[START]

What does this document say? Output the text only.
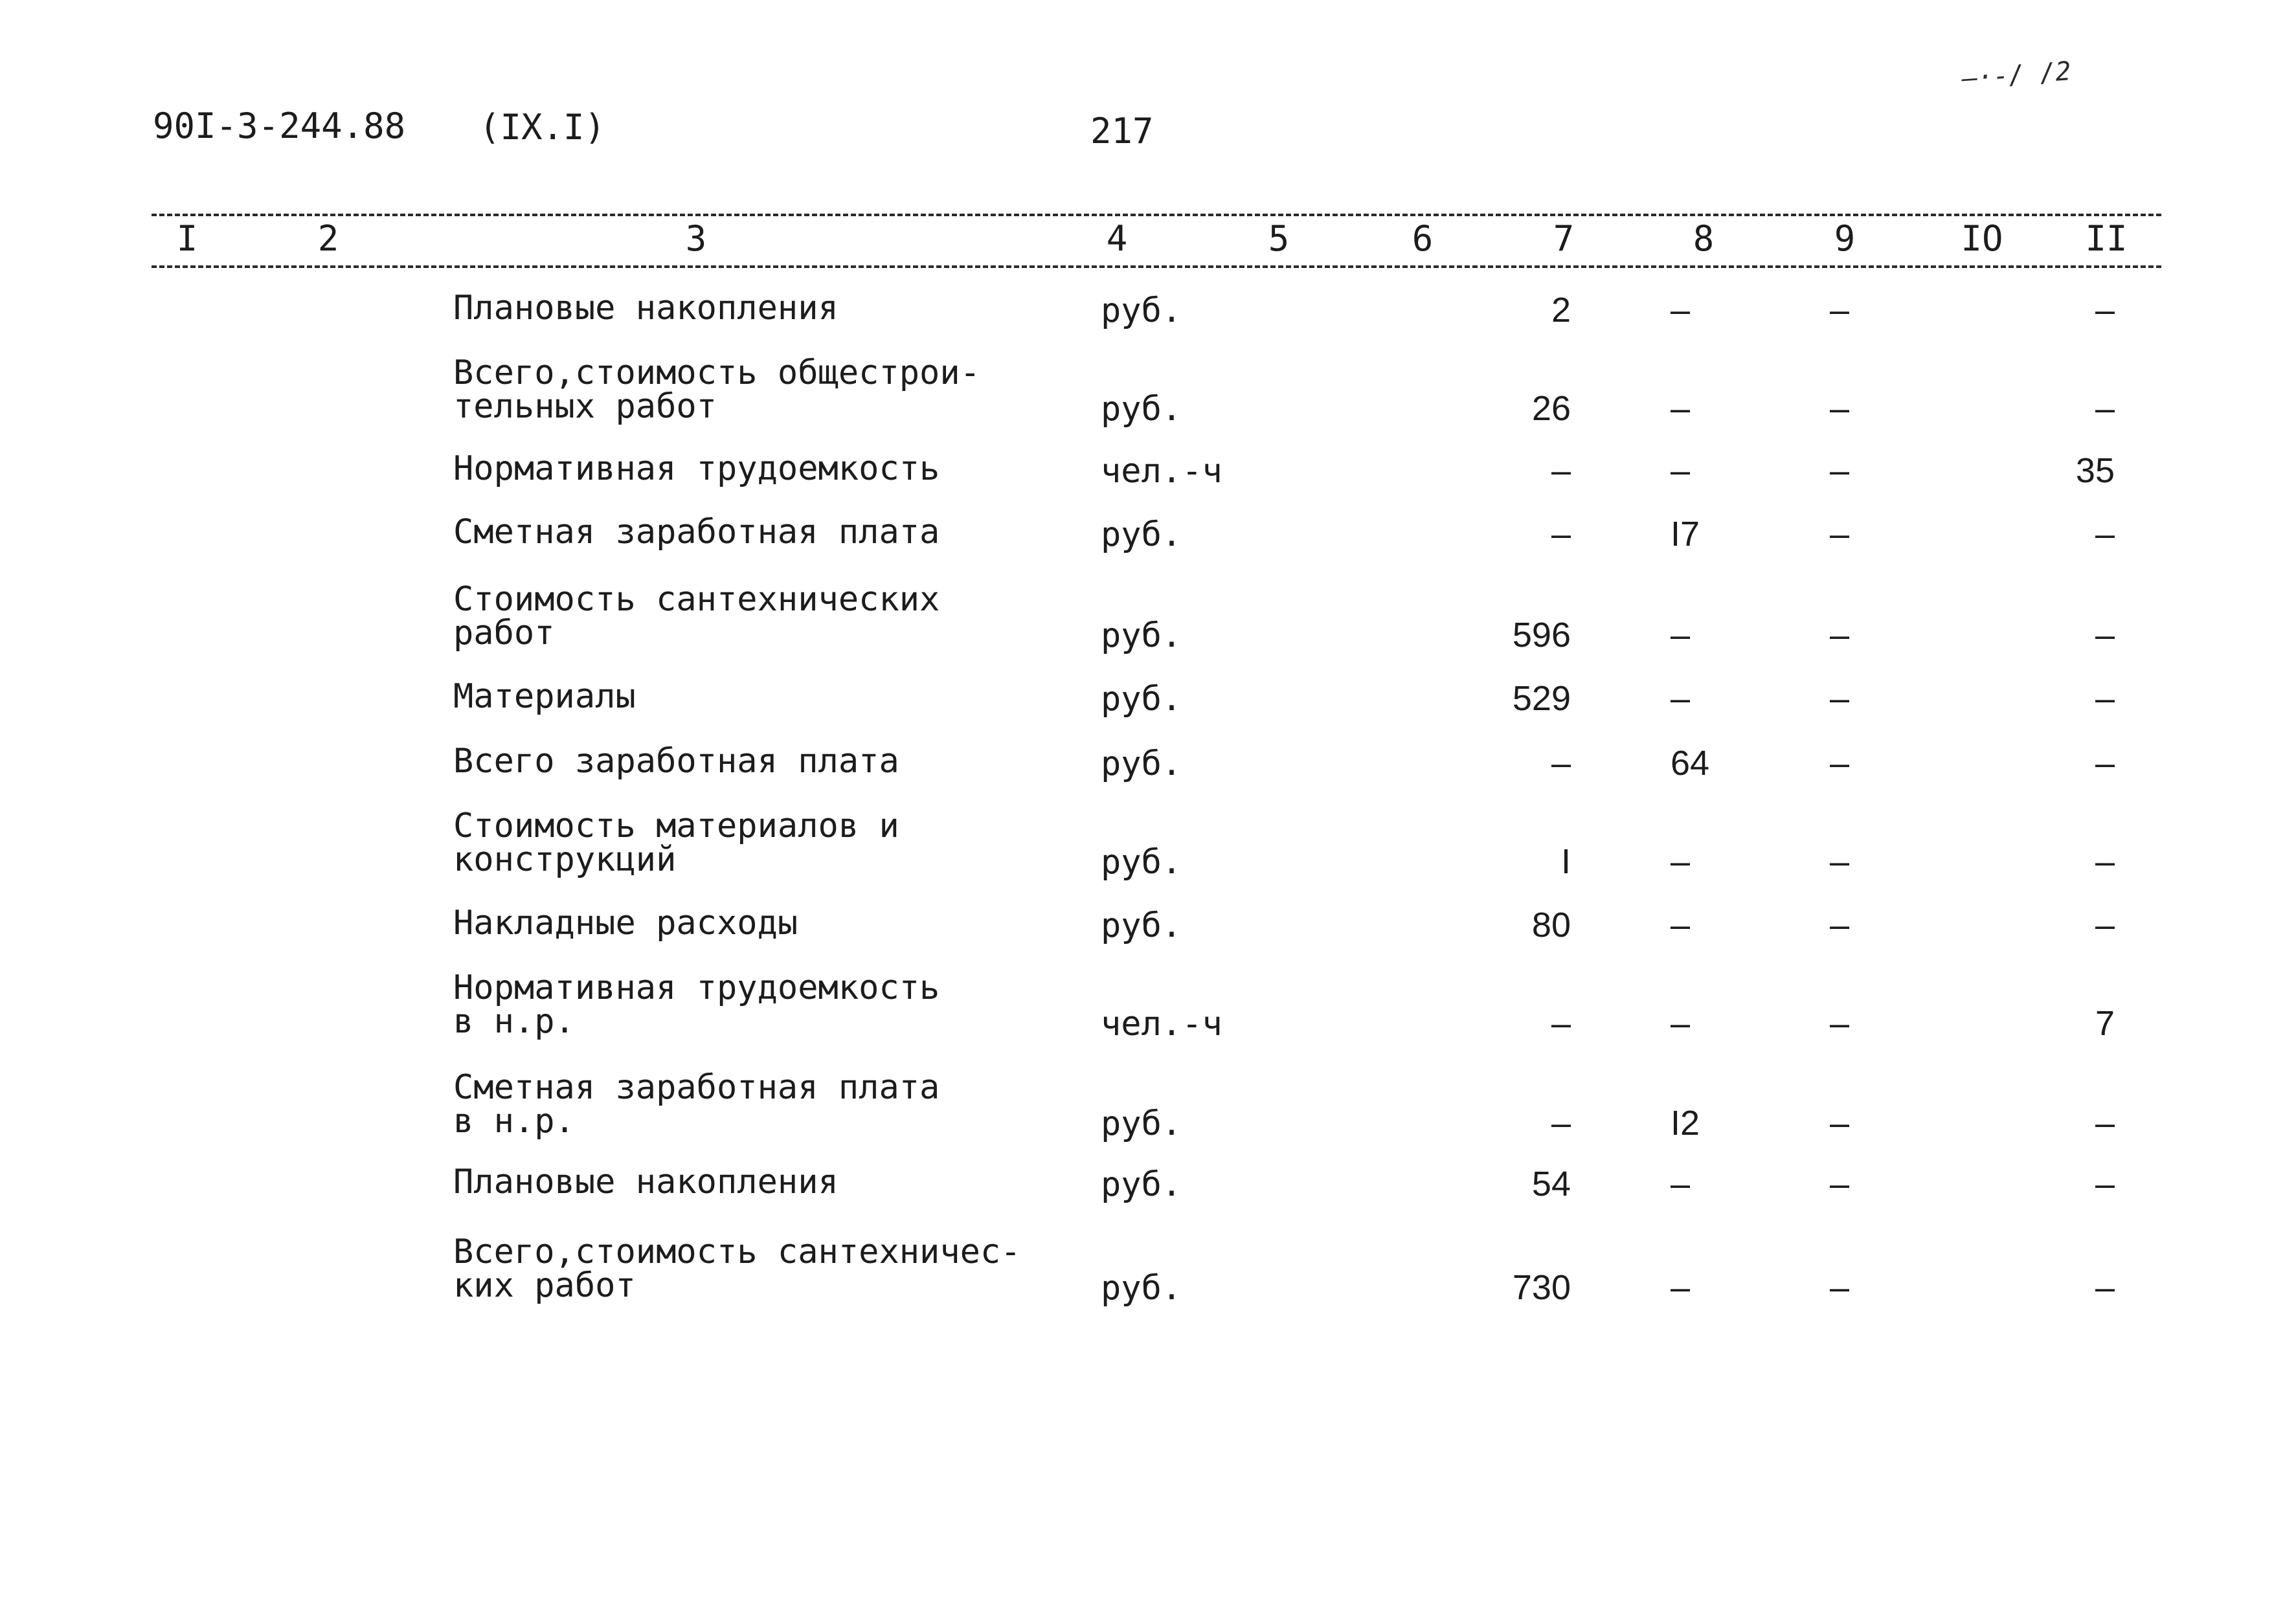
90I-3-244.88 (IX.I)	217
—·-/ /2
I	2	3	4	5	6	7	8	9	IO	II
Плановые накопления	руб.	2	–	–	–
Всего,стоимость общестрои-
тельных работ	руб.	26	–	–	–
Нормативная трудоемкость	чел.-ч	–	–	–	35
Сметная заработная плата	руб.	–	I7	–	–
Стоимость сантехнических
работ	руб.	596	–	–	–
Материалы	руб.	529	–	–	–
Всего заработная плата	руб.	–	64	–	–
Стоимость материалов и
конструкций	руб.	I	–	–	–
Накладные расходы	руб.	80	–	–	–
Нормативная трудоемкость
в н.р.	чел.-ч	–	–	–	7
Сметная заработная плата
в н.р.	руб.	–	I2	–	–
Плановые накопления	руб.	54	–	–	–
Всего,стоимость сантехничес-
ких работ	руб.	730	–	–	–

[END]

Your task is to transcribe all of the records precisely, with no images included.

**Final result**
What does this document say? Output the text only.
90I-3-244.88 (IX.I)	217
—·-/ /2
I	2	3	4	5	6	7	8	9	IO	II
Плановые накопления	руб.	2	–	–	–
Всего,стоимость общестрои-
тельных работ	руб.	26	–	–	–
Нормативная трудоемкость	чел.-ч	–	–	–	35
Сметная заработная плата	руб.	–	I7	–	–
Стоимость сантехнических
работ	руб.	596	–	–	–
Материалы	руб.	529	–	–	–
Всего заработная плата	руб.	–	64	–	–
Стоимость материалов и
конструкций	руб.	I	–	–	–
Накладные расходы	руб.	80	–	–	–
Нормативная трудоемкость
в н.р.	чел.-ч	–	–	–	7
Сметная заработная плата
в н.р.	руб.	–	I2	–	–
Плановые накопления	руб.	54	–	–	–
Всего,стоимость сантехничес-
ких работ	руб.	730	–	–	–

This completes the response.